REQUIREMENTS → Your task is to reproduce the material exactly.

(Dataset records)
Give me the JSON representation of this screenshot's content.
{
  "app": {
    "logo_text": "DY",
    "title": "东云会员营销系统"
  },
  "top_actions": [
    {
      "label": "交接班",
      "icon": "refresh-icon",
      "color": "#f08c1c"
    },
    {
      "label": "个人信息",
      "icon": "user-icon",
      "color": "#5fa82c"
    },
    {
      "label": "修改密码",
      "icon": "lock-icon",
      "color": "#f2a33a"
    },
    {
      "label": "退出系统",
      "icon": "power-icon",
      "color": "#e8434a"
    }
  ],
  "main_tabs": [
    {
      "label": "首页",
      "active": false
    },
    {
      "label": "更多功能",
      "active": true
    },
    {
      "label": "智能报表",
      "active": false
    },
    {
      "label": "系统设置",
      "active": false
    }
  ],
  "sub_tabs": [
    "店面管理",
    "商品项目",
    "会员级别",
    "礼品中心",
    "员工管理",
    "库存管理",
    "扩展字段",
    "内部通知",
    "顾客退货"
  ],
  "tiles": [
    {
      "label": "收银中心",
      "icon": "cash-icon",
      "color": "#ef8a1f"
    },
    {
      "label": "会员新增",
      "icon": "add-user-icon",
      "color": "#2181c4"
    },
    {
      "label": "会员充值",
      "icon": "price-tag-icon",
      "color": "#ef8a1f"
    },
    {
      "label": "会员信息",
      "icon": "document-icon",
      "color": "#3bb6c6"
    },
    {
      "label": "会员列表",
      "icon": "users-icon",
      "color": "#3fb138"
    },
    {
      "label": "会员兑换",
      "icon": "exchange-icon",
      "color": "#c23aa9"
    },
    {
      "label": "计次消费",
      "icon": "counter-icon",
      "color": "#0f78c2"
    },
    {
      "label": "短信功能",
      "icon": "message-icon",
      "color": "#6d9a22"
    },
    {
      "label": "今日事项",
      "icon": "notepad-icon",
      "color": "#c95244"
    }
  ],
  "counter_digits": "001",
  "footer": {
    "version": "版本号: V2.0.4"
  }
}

SOLUTION FOR THIS TASK →
Give me the JSON representation of this screenshot's content.
{
  "app": {
    "logo_text": "DY",
    "title": "东云会员营销系统"
  },
  "top_actions": [
    {
      "label": "交接班",
      "icon": "refresh-icon",
      "color": "#f08c1c"
    },
    {
      "label": "个人信息",
      "icon": "user-icon",
      "color": "#5fa82c"
    },
    {
      "label": "修改密码",
      "icon": "lock-icon",
      "color": "#f2a33a"
    },
    {
      "label": "退出系统",
      "icon": "power-icon",
      "color": "#e8434a"
    }
  ],
  "main_tabs": [
    {
      "label": "首页",
      "active": false
    },
    {
      "label": "更多功能",
      "active": true
    },
    {
      "label": "智能报表",
      "active": false
    },
    {
      "label": "系统设置",
      "active": false
    }
  ],
  "sub_tabs": [
    "店面管理",
    "商品项目",
    "会员级别",
    "礼品中心",
    "员工管理",
    "库存管理",
    "扩展字段",
    "内部通知",
    "顾客退货"
  ],
  "tiles": [
    {
      "label": "收银中心",
      "icon": "cash-icon",
      "color": "#ef8a1f"
    },
    {
      "label": "会员新增",
      "icon": "add-user-icon",
      "color": "#2181c4"
    },
    {
      "label": "会员充值",
      "icon": "price-tag-icon",
      "color": "#ef8a1f"
    },
    {
      "label": "会员信息",
      "icon": "document-icon",
      "color": "#3bb6c6"
    },
    {
      "label": "会员列表",
      "icon": "users-icon",
      "color": "#3fb138"
    },
    {
      "label": "会员兑换",
      "icon": "exchange-icon",
      "color": "#c23aa9"
    },
    {
      "label": "计次消费",
      "icon": "counter-icon",
      "color": "#0f78c2"
    },
    {
      "label": "短信功能",
      "icon": "message-icon",
      "color": "#6d9a22"
    },
    {
      "label": "今日事项",
      "icon": "notepad-icon",
      "color": "#c95244"
    }
  ],
  "counter_digits": "001",
  "footer": {
    "version": "版本号: V2.0.4"
  }
}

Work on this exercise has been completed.